### Exercise goal
Copy the lines that follow, keeping every character the same.

### Supplied entries
· · · ·
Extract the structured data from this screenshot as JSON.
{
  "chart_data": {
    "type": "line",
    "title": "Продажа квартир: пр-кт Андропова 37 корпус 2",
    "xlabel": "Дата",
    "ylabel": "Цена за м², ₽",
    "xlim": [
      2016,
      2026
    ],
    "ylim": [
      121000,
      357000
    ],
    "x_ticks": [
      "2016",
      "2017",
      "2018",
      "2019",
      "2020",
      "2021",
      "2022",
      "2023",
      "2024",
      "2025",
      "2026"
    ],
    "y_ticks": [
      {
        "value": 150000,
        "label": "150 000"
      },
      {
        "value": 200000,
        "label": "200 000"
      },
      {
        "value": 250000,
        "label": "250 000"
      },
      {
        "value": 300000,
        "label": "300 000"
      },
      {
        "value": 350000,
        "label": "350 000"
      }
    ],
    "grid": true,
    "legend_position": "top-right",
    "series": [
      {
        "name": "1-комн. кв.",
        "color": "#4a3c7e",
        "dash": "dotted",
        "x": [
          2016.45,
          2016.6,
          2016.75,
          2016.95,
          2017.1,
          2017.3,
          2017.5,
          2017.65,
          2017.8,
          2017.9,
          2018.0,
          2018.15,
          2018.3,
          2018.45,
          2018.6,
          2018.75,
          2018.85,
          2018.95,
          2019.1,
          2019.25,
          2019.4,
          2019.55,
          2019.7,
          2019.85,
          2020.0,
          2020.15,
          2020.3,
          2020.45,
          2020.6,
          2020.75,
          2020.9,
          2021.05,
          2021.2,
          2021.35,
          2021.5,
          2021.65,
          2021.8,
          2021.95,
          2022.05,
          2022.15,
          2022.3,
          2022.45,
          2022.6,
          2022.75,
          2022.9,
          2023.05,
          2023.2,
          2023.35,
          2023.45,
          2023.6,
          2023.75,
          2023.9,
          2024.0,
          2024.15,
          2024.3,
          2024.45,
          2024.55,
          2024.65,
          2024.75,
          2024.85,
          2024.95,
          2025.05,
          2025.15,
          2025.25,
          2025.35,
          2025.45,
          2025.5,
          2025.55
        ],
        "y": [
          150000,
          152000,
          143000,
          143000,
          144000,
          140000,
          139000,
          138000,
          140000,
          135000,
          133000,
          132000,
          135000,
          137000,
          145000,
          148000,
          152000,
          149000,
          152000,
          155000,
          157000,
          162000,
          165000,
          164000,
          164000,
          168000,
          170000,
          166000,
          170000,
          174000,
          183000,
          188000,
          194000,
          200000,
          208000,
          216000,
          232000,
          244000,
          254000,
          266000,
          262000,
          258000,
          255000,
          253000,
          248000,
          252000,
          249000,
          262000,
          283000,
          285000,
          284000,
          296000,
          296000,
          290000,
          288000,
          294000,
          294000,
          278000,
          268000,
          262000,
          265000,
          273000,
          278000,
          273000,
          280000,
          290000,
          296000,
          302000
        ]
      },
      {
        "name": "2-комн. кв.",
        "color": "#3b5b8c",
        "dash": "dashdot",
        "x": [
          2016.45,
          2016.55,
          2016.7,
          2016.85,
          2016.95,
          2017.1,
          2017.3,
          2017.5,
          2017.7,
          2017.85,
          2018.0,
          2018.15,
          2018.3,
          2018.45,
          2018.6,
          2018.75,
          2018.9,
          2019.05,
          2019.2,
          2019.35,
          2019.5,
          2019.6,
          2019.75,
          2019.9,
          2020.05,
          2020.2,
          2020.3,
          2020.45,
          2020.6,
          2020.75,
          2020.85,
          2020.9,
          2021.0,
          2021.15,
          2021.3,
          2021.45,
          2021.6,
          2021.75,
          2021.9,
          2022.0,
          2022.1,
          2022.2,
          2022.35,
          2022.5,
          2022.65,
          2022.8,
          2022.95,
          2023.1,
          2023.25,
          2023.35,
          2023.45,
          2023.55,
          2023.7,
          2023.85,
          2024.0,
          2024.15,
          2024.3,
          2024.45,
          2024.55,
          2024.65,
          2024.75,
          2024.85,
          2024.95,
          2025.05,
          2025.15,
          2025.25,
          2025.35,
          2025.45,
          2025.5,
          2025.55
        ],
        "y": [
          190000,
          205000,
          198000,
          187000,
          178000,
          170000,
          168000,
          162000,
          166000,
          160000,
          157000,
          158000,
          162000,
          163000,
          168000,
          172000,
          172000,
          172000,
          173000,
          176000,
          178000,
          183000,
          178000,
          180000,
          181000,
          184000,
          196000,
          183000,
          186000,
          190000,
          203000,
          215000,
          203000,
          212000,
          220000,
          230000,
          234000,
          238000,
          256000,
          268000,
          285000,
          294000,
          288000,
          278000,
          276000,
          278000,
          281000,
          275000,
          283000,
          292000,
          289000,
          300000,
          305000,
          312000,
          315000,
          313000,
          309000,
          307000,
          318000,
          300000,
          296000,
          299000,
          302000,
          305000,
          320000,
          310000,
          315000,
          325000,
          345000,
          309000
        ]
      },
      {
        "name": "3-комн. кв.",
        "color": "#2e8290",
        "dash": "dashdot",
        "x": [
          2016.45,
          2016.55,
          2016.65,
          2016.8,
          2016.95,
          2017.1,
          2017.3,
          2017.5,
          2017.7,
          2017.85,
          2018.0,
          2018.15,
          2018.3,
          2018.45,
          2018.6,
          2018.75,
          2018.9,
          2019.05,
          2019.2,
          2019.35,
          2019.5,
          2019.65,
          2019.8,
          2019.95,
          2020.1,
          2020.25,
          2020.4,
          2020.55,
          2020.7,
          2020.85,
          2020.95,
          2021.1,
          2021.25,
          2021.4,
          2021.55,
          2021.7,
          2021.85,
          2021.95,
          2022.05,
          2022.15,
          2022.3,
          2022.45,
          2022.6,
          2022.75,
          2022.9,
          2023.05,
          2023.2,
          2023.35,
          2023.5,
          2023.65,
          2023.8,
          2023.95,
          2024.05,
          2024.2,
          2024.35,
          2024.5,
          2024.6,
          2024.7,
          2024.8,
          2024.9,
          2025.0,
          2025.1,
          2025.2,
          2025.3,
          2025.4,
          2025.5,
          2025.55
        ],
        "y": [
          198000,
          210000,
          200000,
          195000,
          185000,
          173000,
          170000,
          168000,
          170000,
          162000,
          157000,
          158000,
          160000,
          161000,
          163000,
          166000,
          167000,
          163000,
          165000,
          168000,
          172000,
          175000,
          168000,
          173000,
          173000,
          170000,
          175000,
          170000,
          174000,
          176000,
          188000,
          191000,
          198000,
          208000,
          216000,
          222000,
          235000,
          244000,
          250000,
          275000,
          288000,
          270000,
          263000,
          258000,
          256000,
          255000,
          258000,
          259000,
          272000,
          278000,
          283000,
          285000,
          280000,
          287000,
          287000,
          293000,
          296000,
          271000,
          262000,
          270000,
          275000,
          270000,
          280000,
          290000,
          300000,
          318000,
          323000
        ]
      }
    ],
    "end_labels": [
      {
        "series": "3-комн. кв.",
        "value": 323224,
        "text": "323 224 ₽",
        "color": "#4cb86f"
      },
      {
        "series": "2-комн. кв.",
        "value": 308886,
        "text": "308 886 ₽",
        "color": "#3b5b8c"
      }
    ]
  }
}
· · · ·
### Response
Extract the structured data from this screenshot as JSON.
{
  "chart_data": {
    "type": "line",
    "title": "Продажа квартир: пр-кт Андропова 37 корпус 2",
    "xlabel": "Дата",
    "ylabel": "Цена за м², ₽",
    "xlim": [
      2016,
      2026
    ],
    "ylim": [
      121000,
      357000
    ],
    "x_ticks": [
      "2016",
      "2017",
      "2018",
      "2019",
      "2020",
      "2021",
      "2022",
      "2023",
      "2024",
      "2025",
      "2026"
    ],
    "y_ticks": [
      {
        "value": 150000,
        "label": "150 000"
      },
      {
        "value": 200000,
        "label": "200 000"
      },
      {
        "value": 250000,
        "label": "250 000"
      },
      {
        "value": 300000,
        "label": "300 000"
      },
      {
        "value": 350000,
        "label": "350 000"
      }
    ],
    "grid": true,
    "legend_position": "top-right",
    "series": [
      {
        "name": "1-комн. кв.",
        "color": "#4a3c7e",
        "dash": "dotted",
        "x": [
          2016.45,
          2016.6,
          2016.75,
          2016.95,
          2017.1,
          2017.3,
          2017.5,
          2017.65,
          2017.8,
          2017.9,
          2018.0,
          2018.15,
          2018.3,
          2018.45,
          2018.6,
          2018.75,
          2018.85,
          2018.95,
          2019.1,
          2019.25,
          2019.4,
          2019.55,
          2019.7,
          2019.85,
          2020.0,
          2020.15,
          2020.3,
          2020.45,
          2020.6,
          2020.75,
          2020.9,
          2021.05,
          2021.2,
          2021.35,
          2021.5,
          2021.65,
          2021.8,
          2021.95,
          2022.05,
          2022.15,
          2022.3,
          2022.45,
          2022.6,
          2022.75,
          2022.9,
          2023.05,
          2023.2,
          2023.35,
          2023.45,
          2023.6,
          2023.75,
          2023.9,
          2024.0,
          2024.15,
          2024.3,
          2024.45,
          2024.55,
          2024.65,
          2024.75,
          2024.85,
          2024.95,
          2025.05,
          2025.15,
          2025.25,
          2025.35,
          2025.45,
          2025.5,
          2025.55
        ],
        "y": [
          150000,
          152000,
          143000,
          143000,
          144000,
          140000,
          139000,
          138000,
          140000,
          135000,
          133000,
          132000,
          135000,
          137000,
          145000,
          148000,
          152000,
          149000,
          152000,
          155000,
          157000,
          162000,
          165000,
          164000,
          164000,
          168000,
          170000,
          166000,
          170000,
          174000,
          183000,
          188000,
          194000,
          200000,
          208000,
          216000,
          232000,
          244000,
          254000,
          266000,
          262000,
          258000,
          255000,
          253000,
          248000,
          252000,
          249000,
          262000,
          283000,
          285000,
          284000,
          296000,
          296000,
          290000,
          288000,
          294000,
          294000,
          278000,
          268000,
          262000,
          265000,
          273000,
          278000,
          273000,
          280000,
          290000,
          296000,
          302000
        ]
      },
      {
        "name": "2-комн. кв.",
        "color": "#3b5b8c",
        "dash": "dashdot",
        "x": [
          2016.45,
          2016.55,
          2016.7,
          2016.85,
          2016.95,
          2017.1,
          2017.3,
          2017.5,
          2017.7,
          2017.85,
          2018.0,
          2018.15,
          2018.3,
          2018.45,
          2018.6,
          2018.75,
          2018.9,
          2019.05,
          2019.2,
          2019.35,
          2019.5,
          2019.6,
          2019.75,
          2019.9,
          2020.05,
          2020.2,
          2020.3,
          2020.45,
          2020.6,
          2020.75,
          2020.85,
          2020.9,
          2021.0,
          2021.15,
          2021.3,
          2021.45,
          2021.6,
          2021.75,
          2021.9,
          2022.0,
          2022.1,
          2022.2,
          2022.35,
          2022.5,
          2022.65,
          2022.8,
          2022.95,
          2023.1,
          2023.25,
          2023.35,
          2023.45,
          2023.55,
          2023.7,
          2023.85,
          2024.0,
          2024.15,
          2024.3,
          2024.45,
          2024.55,
          2024.65,
          2024.75,
          2024.85,
          2024.95,
          2025.05,
          2025.15,
          2025.25,
          2025.35,
          2025.45,
          2025.5,
          2025.55
        ],
        "y": [
          190000,
          205000,
          198000,
          187000,
          178000,
          170000,
          168000,
          162000,
          166000,
          160000,
          157000,
          158000,
          162000,
          163000,
          168000,
          172000,
          172000,
          172000,
          173000,
          176000,
          178000,
          183000,
          178000,
          180000,
          181000,
          184000,
          196000,
          183000,
          186000,
          190000,
          203000,
          215000,
          203000,
          212000,
          220000,
          230000,
          234000,
          238000,
          256000,
          268000,
          285000,
          294000,
          288000,
          278000,
          276000,
          278000,
          281000,
          275000,
          283000,
          292000,
          289000,
          300000,
          305000,
          312000,
          315000,
          313000,
          309000,
          307000,
          318000,
          300000,
          296000,
          299000,
          302000,
          305000,
          320000,
          310000,
          315000,
          325000,
          345000,
          309000
        ]
      },
      {
        "name": "3-комн. кв.",
        "color": "#2e8290",
        "dash": "dashdot",
        "x": [
          2016.45,
          2016.55,
          2016.65,
          2016.8,
          2016.95,
          2017.1,
          2017.3,
          2017.5,
          2017.7,
          2017.85,
          2018.0,
          2018.15,
          2018.3,
          2018.45,
          2018.6,
          2018.75,
          2018.9,
          2019.05,
          2019.2,
          2019.35,
          2019.5,
          2019.65,
          2019.8,
          2019.95,
          2020.1,
          2020.25,
          2020.4,
          2020.55,
          2020.7,
          2020.85,
          2020.95,
          2021.1,
          2021.25,
          2021.4,
          2021.55,
          2021.7,
          2021.85,
          2021.95,
          2022.05,
          2022.15,
          2022.3,
          2022.45,
          2022.6,
          2022.75,
          2022.9,
          2023.05,
          2023.2,
          2023.35,
          2023.5,
          2023.65,
          2023.8,
          2023.95,
          2024.05,
          2024.2,
          2024.35,
          2024.5,
          2024.6,
          2024.7,
          2024.8,
          2024.9,
          2025.0,
          2025.1,
          2025.2,
          2025.3,
          2025.4,
          2025.5,
          2025.55
        ],
        "y": [
          198000,
          210000,
          200000,
          195000,
          185000,
          173000,
          170000,
          168000,
          170000,
          162000,
          157000,
          158000,
          160000,
          161000,
          163000,
          166000,
          167000,
          163000,
          165000,
          168000,
          172000,
          175000,
          168000,
          173000,
          173000,
          170000,
          175000,
          170000,
          174000,
          176000,
          188000,
          191000,
          198000,
          208000,
          216000,
          222000,
          235000,
          244000,
          250000,
          275000,
          288000,
          270000,
          263000,
          258000,
          256000,
          255000,
          258000,
          259000,
          272000,
          278000,
          283000,
          285000,
          280000,
          287000,
          287000,
          293000,
          296000,
          271000,
          262000,
          270000,
          275000,
          270000,
          280000,
          290000,
          300000,
          318000,
          323000
        ]
      }
    ],
    "end_labels": [
      {
        "series": "3-комн. кв.",
        "value": 323224,
        "text": "323 224 ₽",
        "color": "#4cb86f"
      },
      {
        "series": "2-комн. кв.",
        "value": 308886,
        "text": "308 886 ₽",
        "color": "#3b5b8c"
      }
    ]
  }
}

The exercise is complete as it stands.